Data for this task:
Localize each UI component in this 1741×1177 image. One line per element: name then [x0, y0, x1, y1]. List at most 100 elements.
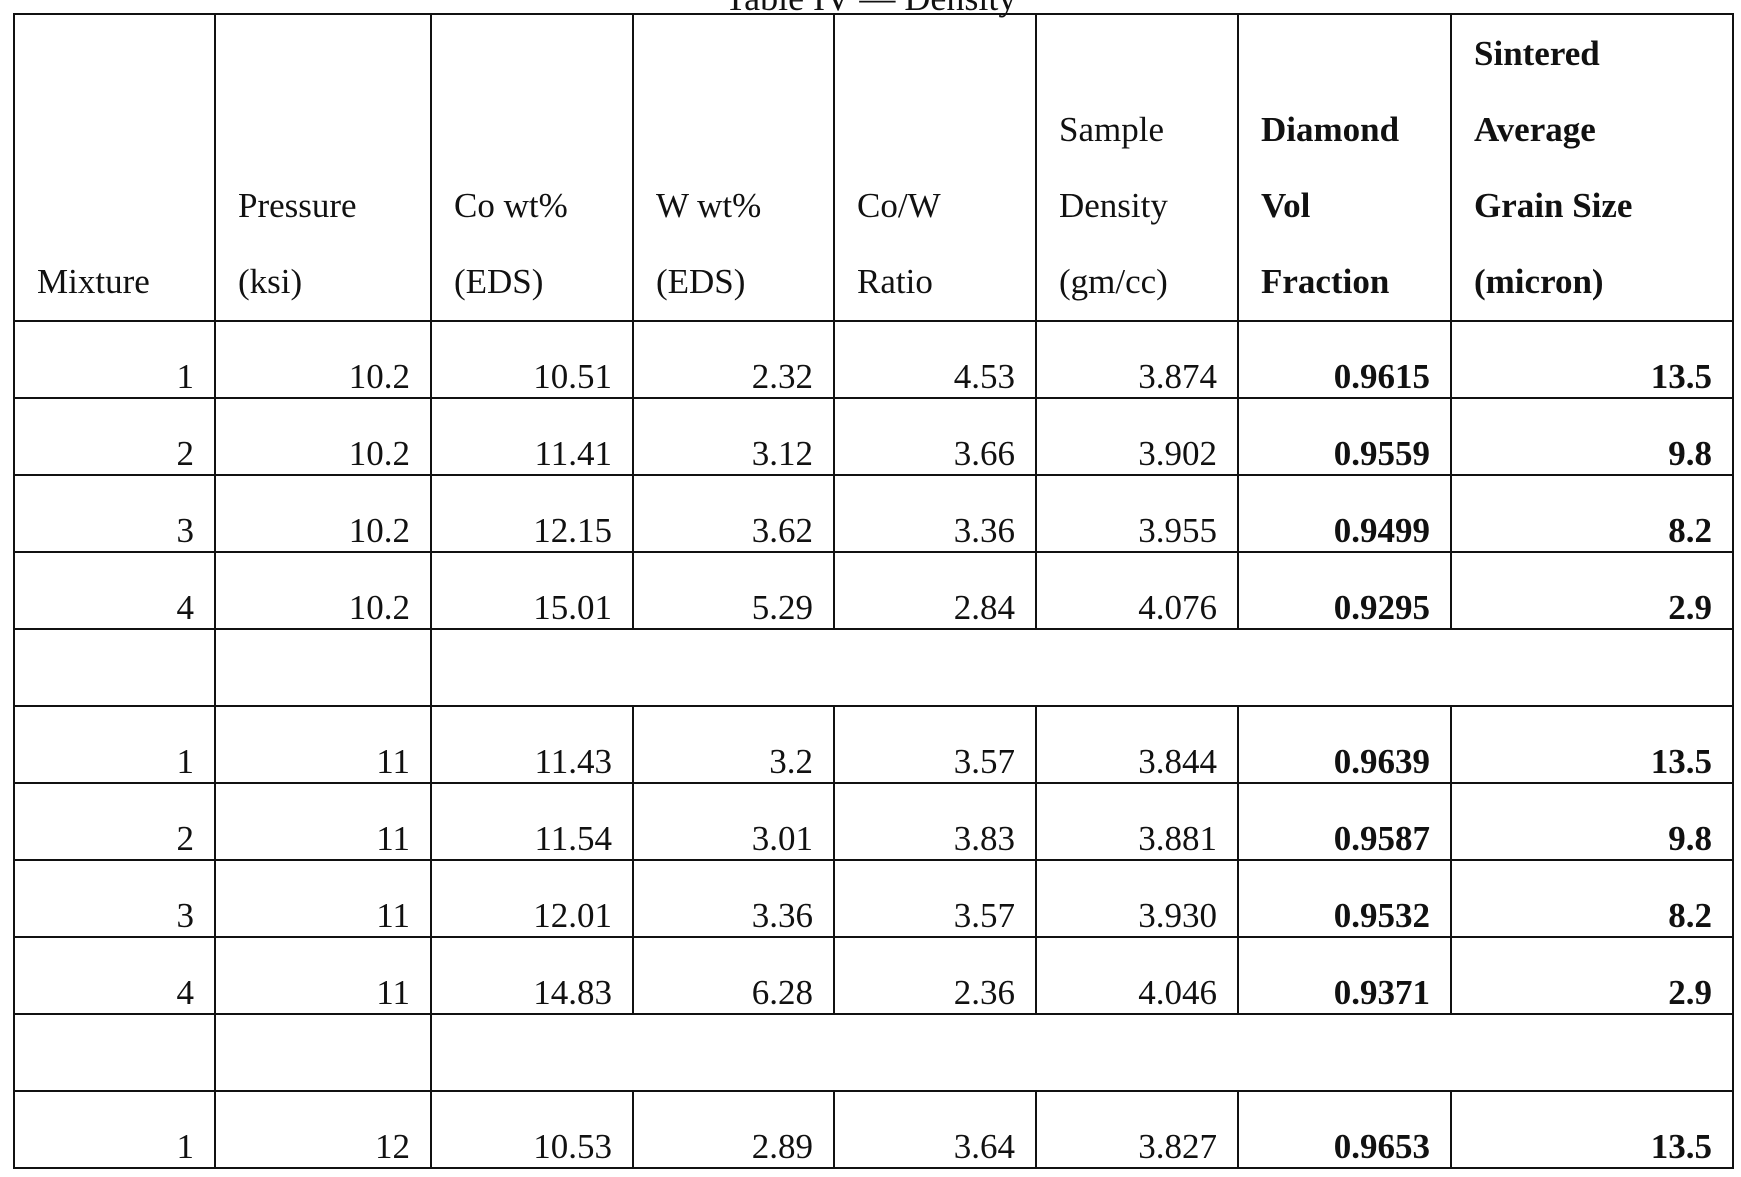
data-cell: 13.5 [1451, 321, 1733, 398]
empty-cell [431, 1014, 1733, 1091]
data-cell: 3.62 [633, 475, 834, 552]
header-row: MixturePressure(ksi)Co wt%(EDS)W wt%(EDS… [14, 14, 1733, 321]
header-cell: Mixture [14, 14, 215, 321]
data-cell: 3.930 [1036, 860, 1238, 937]
data-cell: 10.2 [215, 321, 431, 398]
data-cell: 3.881 [1036, 783, 1238, 860]
data-cell: 2.84 [834, 552, 1036, 629]
header-line: Diamond [1261, 92, 1430, 168]
header-line: Sample [1059, 92, 1217, 168]
header-line: Fraction [1261, 244, 1430, 320]
data-cell: 11 [215, 860, 431, 937]
data-cell: 3.874 [1036, 321, 1238, 398]
data-cell: 1 [14, 1091, 215, 1168]
data-cell: 0.9615 [1238, 321, 1451, 398]
data-cell: 3.827 [1036, 1091, 1238, 1168]
data-cell: 3.64 [834, 1091, 1036, 1168]
spacer-row [14, 1014, 1733, 1091]
header-cell: Pressure(ksi) [215, 14, 431, 321]
data-row: 410.215.015.292.844.0760.92952.9 [14, 552, 1733, 629]
header-line: Density [1059, 168, 1217, 244]
header-cell: SinteredAverageGrain Size(micron) [1451, 14, 1733, 321]
header-line: Ratio [857, 244, 1015, 320]
data-cell: 0.9653 [1238, 1091, 1451, 1168]
data-cell: 4 [14, 552, 215, 629]
data-cell: 4.046 [1036, 937, 1238, 1014]
data-cell: 0.9295 [1238, 552, 1451, 629]
data-row: 21111.543.013.833.8810.95879.8 [14, 783, 1733, 860]
data-row: 110.210.512.324.533.8740.961513.5 [14, 321, 1733, 398]
table-body: 110.210.512.324.533.8740.961513.5210.211… [14, 321, 1733, 1168]
data-cell: 1 [14, 321, 215, 398]
data-cell: 4.076 [1036, 552, 1238, 629]
empty-cell [14, 1014, 215, 1091]
data-cell: 13.5 [1451, 706, 1733, 783]
data-cell: 3.12 [633, 398, 834, 475]
data-cell: 2.89 [633, 1091, 834, 1168]
header-line: Pressure [238, 168, 410, 244]
data-cell: 4 [14, 937, 215, 1014]
empty-cell [215, 1014, 431, 1091]
data-cell: 2.9 [1451, 937, 1733, 1014]
data-cell: 0.9499 [1238, 475, 1451, 552]
empty-cell [431, 629, 1733, 706]
data-cell: 0.9587 [1238, 783, 1451, 860]
data-cell: 8.2 [1451, 475, 1733, 552]
data-cell: 2 [14, 398, 215, 475]
data-cell: 10.53 [431, 1091, 633, 1168]
header-cell: DiamondVolFraction [1238, 14, 1451, 321]
header-line: (ksi) [238, 244, 410, 320]
empty-cell [14, 629, 215, 706]
data-row: 210.211.413.123.663.9020.95599.8 [14, 398, 1733, 475]
data-row: 11210.532.893.643.8270.965313.5 [14, 1091, 1733, 1168]
header-line: (gm/cc) [1059, 244, 1217, 320]
spacer-row [14, 629, 1733, 706]
empty-cell [215, 629, 431, 706]
header-line: Mixture [37, 244, 194, 320]
data-cell: 3.83 [834, 783, 1036, 860]
data-cell: 6.28 [633, 937, 834, 1014]
density-table: MixturePressure(ksi)Co wt%(EDS)W wt%(EDS… [13, 13, 1734, 1169]
data-cell: 10.51 [431, 321, 633, 398]
data-cell: 3.57 [834, 706, 1036, 783]
data-cell: 11 [215, 706, 431, 783]
data-cell: 3 [14, 475, 215, 552]
header-line: Co wt% [454, 168, 612, 244]
data-cell: 5.29 [633, 552, 834, 629]
header-cell: Co/WRatio [834, 14, 1036, 321]
data-cell: 11.43 [431, 706, 633, 783]
data-cell: 14.83 [431, 937, 633, 1014]
header-line: (EDS) [454, 244, 612, 320]
data-cell: 2.9 [1451, 552, 1733, 629]
data-cell: 3.66 [834, 398, 1036, 475]
data-cell: 3.36 [633, 860, 834, 937]
data-cell: 3.2 [633, 706, 834, 783]
header-line: (micron) [1474, 244, 1712, 320]
data-cell: 3.57 [834, 860, 1036, 937]
data-cell: 12.01 [431, 860, 633, 937]
data-cell: 10.2 [215, 552, 431, 629]
header-line: Grain Size [1474, 168, 1712, 244]
data-cell: 3.955 [1036, 475, 1238, 552]
data-cell: 3.902 [1036, 398, 1238, 475]
data-row: 41114.836.282.364.0460.93712.9 [14, 937, 1733, 1014]
data-cell: 11 [215, 783, 431, 860]
data-cell: 0.9559 [1238, 398, 1451, 475]
data-cell: 3.01 [633, 783, 834, 860]
data-cell: 2.36 [834, 937, 1036, 1014]
header-line: (EDS) [656, 244, 813, 320]
data-cell: 8.2 [1451, 860, 1733, 937]
header-cell: Co wt%(EDS) [431, 14, 633, 321]
data-cell: 4.53 [834, 321, 1036, 398]
header-cell: W wt%(EDS) [633, 14, 834, 321]
header-cell: SampleDensity(gm/cc) [1036, 14, 1238, 321]
data-cell: 2 [14, 783, 215, 860]
data-cell: 12.15 [431, 475, 633, 552]
data-cell: 2.32 [633, 321, 834, 398]
header-line: Co/W [857, 168, 1015, 244]
data-cell: 0.9532 [1238, 860, 1451, 937]
data-cell: 9.8 [1451, 783, 1733, 860]
header-line: Average [1474, 92, 1712, 168]
data-cell: 11 [215, 937, 431, 1014]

Exercise goal: Reproduce each of the items above word for word, leaving out the pictures.

Exercise result:
Localize each UI component in this 1741×1177 image. One line per element: name then [x0, y0, x1, y1]. List at most 100 elements.
data-cell: 13.5 [1451, 321, 1733, 398]
empty-cell [431, 1014, 1733, 1091]
data-cell: 3.62 [633, 475, 834, 552]
header-row: MixturePressure(ksi)Co wt%(EDS)W wt%(EDS… [14, 14, 1733, 321]
header-cell: Mixture [14, 14, 215, 321]
data-cell: 3.930 [1036, 860, 1238, 937]
data-cell: 10.2 [215, 321, 431, 398]
data-cell: 3.881 [1036, 783, 1238, 860]
data-cell: 2.84 [834, 552, 1036, 629]
header-line: Diamond [1261, 92, 1430, 168]
header-line: Sample [1059, 92, 1217, 168]
header-line: Fraction [1261, 244, 1430, 320]
data-cell: 11 [215, 860, 431, 937]
data-cell: 3.874 [1036, 321, 1238, 398]
data-cell: 1 [14, 1091, 215, 1168]
data-cell: 0.9615 [1238, 321, 1451, 398]
data-cell: 3.827 [1036, 1091, 1238, 1168]
data-cell: 3.64 [834, 1091, 1036, 1168]
spacer-row [14, 1014, 1733, 1091]
header-cell: Pressure(ksi) [215, 14, 431, 321]
data-row: 410.215.015.292.844.0760.92952.9 [14, 552, 1733, 629]
header-line: Density [1059, 168, 1217, 244]
header-cell: SinteredAverageGrain Size(micron) [1451, 14, 1733, 321]
header-line: Ratio [857, 244, 1015, 320]
data-cell: 0.9653 [1238, 1091, 1451, 1168]
data-cell: 4 [14, 552, 215, 629]
data-cell: 4.046 [1036, 937, 1238, 1014]
data-cell: 0.9295 [1238, 552, 1451, 629]
data-row: 21111.543.013.833.8810.95879.8 [14, 783, 1733, 860]
data-row: 110.210.512.324.533.8740.961513.5 [14, 321, 1733, 398]
table-body: 110.210.512.324.533.8740.961513.5210.211… [14, 321, 1733, 1168]
data-cell: 1 [14, 321, 215, 398]
data-cell: 4.076 [1036, 552, 1238, 629]
empty-cell [14, 1014, 215, 1091]
data-cell: 13.5 [1451, 706, 1733, 783]
data-cell: 3.12 [633, 398, 834, 475]
data-cell: 2.89 [633, 1091, 834, 1168]
header-line: Pressure [238, 168, 410, 244]
data-cell: 4 [14, 937, 215, 1014]
empty-cell [215, 1014, 431, 1091]
data-cell: 2.9 [1451, 937, 1733, 1014]
data-cell: 0.9499 [1238, 475, 1451, 552]
empty-cell [431, 629, 1733, 706]
data-cell: 0.9587 [1238, 783, 1451, 860]
data-cell: 8.2 [1451, 475, 1733, 552]
data-cell: 2 [14, 398, 215, 475]
data-cell: 10.53 [431, 1091, 633, 1168]
header-cell: DiamondVolFraction [1238, 14, 1451, 321]
header-line: (ksi) [238, 244, 410, 320]
empty-cell [14, 629, 215, 706]
data-row: 210.211.413.123.663.9020.95599.8 [14, 398, 1733, 475]
data-row: 11210.532.893.643.8270.965313.5 [14, 1091, 1733, 1168]
header-line: (gm/cc) [1059, 244, 1217, 320]
spacer-row [14, 629, 1733, 706]
empty-cell [215, 629, 431, 706]
header-line: Mixture [37, 244, 194, 320]
data-cell: 3.83 [834, 783, 1036, 860]
data-cell: 6.28 [633, 937, 834, 1014]
density-table: MixturePressure(ksi)Co wt%(EDS)W wt%(EDS… [13, 13, 1734, 1169]
data-cell: 10.51 [431, 321, 633, 398]
data-cell: 3.57 [834, 706, 1036, 783]
data-cell: 11 [215, 706, 431, 783]
data-cell: 3 [14, 475, 215, 552]
header-line: Co wt% [454, 168, 612, 244]
data-cell: 5.29 [633, 552, 834, 629]
header-cell: Co/WRatio [834, 14, 1036, 321]
data-cell: 11.43 [431, 706, 633, 783]
data-cell: 14.83 [431, 937, 633, 1014]
header-line: (EDS) [454, 244, 612, 320]
data-cell: 2.9 [1451, 552, 1733, 629]
data-cell: 3.66 [834, 398, 1036, 475]
data-cell: 3.36 [633, 860, 834, 937]
data-cell: 3.2 [633, 706, 834, 783]
header-line: (micron) [1474, 244, 1712, 320]
data-cell: 3.57 [834, 860, 1036, 937]
data-cell: 12.01 [431, 860, 633, 937]
data-cell: 10.2 [215, 552, 431, 629]
header-line: Grain Size [1474, 168, 1712, 244]
data-cell: 3.955 [1036, 475, 1238, 552]
data-cell: 3.902 [1036, 398, 1238, 475]
data-row: 41114.836.282.364.0460.93712.9 [14, 937, 1733, 1014]
data-cell: 11 [215, 783, 431, 860]
data-cell: 0.9559 [1238, 398, 1451, 475]
data-cell: 3.01 [633, 783, 834, 860]
data-cell: 2.36 [834, 937, 1036, 1014]
header-line: (EDS) [656, 244, 813, 320]
data-cell: 8.2 [1451, 860, 1733, 937]
header-cell: Co wt%(EDS) [431, 14, 633, 321]
data-cell: 4.53 [834, 321, 1036, 398]
header-cell: W wt%(EDS) [633, 14, 834, 321]
header-cell: SampleDensity(gm/cc) [1036, 14, 1238, 321]
data-cell: 2 [14, 783, 215, 860]
data-cell: 12.15 [431, 475, 633, 552]
data-cell: 2.32 [633, 321, 834, 398]
header-line: Co/W [857, 168, 1015, 244]
data-cell: 0.9532 [1238, 860, 1451, 937]
data-cell: 9.8 [1451, 783, 1733, 860]
header-line: Average [1474, 92, 1712, 168]
data-cell: 11 [215, 937, 431, 1014]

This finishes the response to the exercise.